--- What the exercise asks ---
What follows is a listing. Return every line of it exactly.

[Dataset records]
--

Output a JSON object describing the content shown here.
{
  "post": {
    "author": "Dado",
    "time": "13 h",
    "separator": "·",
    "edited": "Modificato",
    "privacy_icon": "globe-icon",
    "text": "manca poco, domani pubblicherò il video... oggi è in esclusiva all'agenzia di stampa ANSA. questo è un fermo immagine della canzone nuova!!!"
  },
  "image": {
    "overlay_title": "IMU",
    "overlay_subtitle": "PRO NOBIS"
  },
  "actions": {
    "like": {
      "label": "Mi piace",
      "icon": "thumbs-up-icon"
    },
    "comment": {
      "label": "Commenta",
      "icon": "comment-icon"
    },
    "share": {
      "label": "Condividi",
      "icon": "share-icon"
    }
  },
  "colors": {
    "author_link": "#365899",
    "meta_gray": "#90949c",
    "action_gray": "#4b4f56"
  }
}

--

--- Solution to this exercise ---
Output a JSON object describing the content shown here.
{
  "post": {
    "author": "Dado",
    "time": "13 h",
    "separator": "·",
    "edited": "Modificato",
    "privacy_icon": "globe-icon",
    "text": "manca poco, domani pubblicherò il video... oggi è in esclusiva all'agenzia di stampa ANSA. questo è un fermo immagine della canzone nuova!!!"
  },
  "image": {
    "overlay_title": "IMU",
    "overlay_subtitle": "PRO NOBIS"
  },
  "actions": {
    "like": {
      "label": "Mi piace",
      "icon": "thumbs-up-icon"
    },
    "comment": {
      "label": "Commenta",
      "icon": "comment-icon"
    },
    "share": {
      "label": "Condividi",
      "icon": "share-icon"
    }
  },
  "colors": {
    "author_link": "#365899",
    "meta_gray": "#90949c",
    "action_gray": "#4b4f56"
  }
}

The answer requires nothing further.